# GIVEN EXERCISE
Write out all records as given; omit images.

# SUPPLIED MATERIAL
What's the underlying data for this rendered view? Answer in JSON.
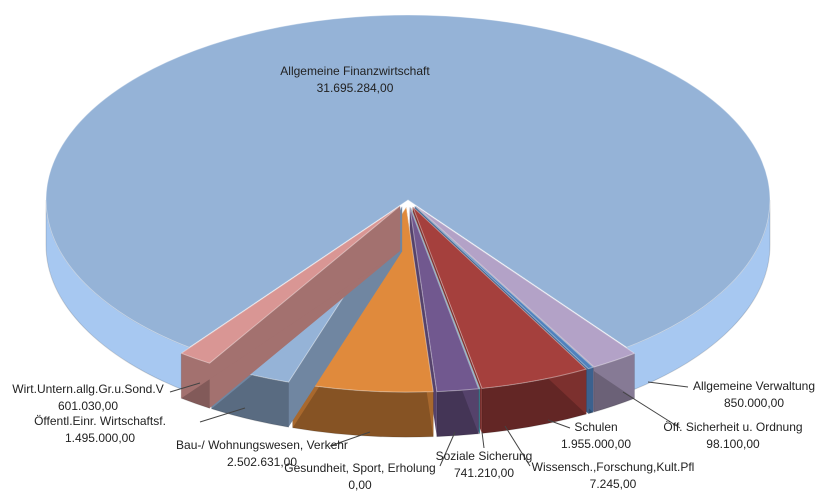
{
  "chart_data": {
    "type": "pie",
    "categories": [
      "Allgemeine Finanzwirtschaft",
      "Allgemeine Verwaltung",
      "Öff. Sicherheit u. Ordnung",
      "Schulen",
      "Wissensch.,Forschung,Kult.Pfl",
      "Soziale Sicherung",
      "Gesundheit, Sport, Erholung",
      "Bau-/ Wohnungswesen, Verkehr",
      "Öffentl.Einr. Wirtschaftsf.",
      "Wirt.Untern.allg.Gr.u.Sond.V"
    ],
    "values": [
      31695284,
      850000,
      98100,
      1955000,
      7245,
      741210,
      0,
      2502631,
      1495000,
      601030
    ],
    "value_labels": [
      "31.695.284,00",
      "850.000,00",
      "98.100,00",
      "1.955.000,00",
      "7.245,00",
      "741.210,00",
      "0,00",
      "2.502.631,00",
      "1.495.000,00",
      "601.030,00"
    ],
    "colors": [
      "#95b3d7",
      "#b3a2c7",
      "#4f81bd",
      "#a5403d",
      "#4bacc6",
      "#71588f",
      "#f79646",
      "#e08a3c",
      "#95b3d7",
      "#d99694"
    ]
  }
}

# ANSWER TO THE TASK
What's the underlying data for this rendered view? Answer in JSON.
{
  "chart_data": {
    "type": "pie",
    "categories": [
      "Allgemeine Finanzwirtschaft",
      "Allgemeine Verwaltung",
      "Öff. Sicherheit u. Ordnung",
      "Schulen",
      "Wissensch.,Forschung,Kult.Pfl",
      "Soziale Sicherung",
      "Gesundheit, Sport, Erholung",
      "Bau-/ Wohnungswesen, Verkehr",
      "Öffentl.Einr. Wirtschaftsf.",
      "Wirt.Untern.allg.Gr.u.Sond.V"
    ],
    "values": [
      31695284,
      850000,
      98100,
      1955000,
      7245,
      741210,
      0,
      2502631,
      1495000,
      601030
    ],
    "value_labels": [
      "31.695.284,00",
      "850.000,00",
      "98.100,00",
      "1.955.000,00",
      "7.245,00",
      "741.210,00",
      "0,00",
      "2.502.631,00",
      "1.495.000,00",
      "601.030,00"
    ],
    "colors": [
      "#95b3d7",
      "#b3a2c7",
      "#4f81bd",
      "#a5403d",
      "#4bacc6",
      "#71588f",
      "#f79646",
      "#e08a3c",
      "#95b3d7",
      "#d99694"
    ]
  }
}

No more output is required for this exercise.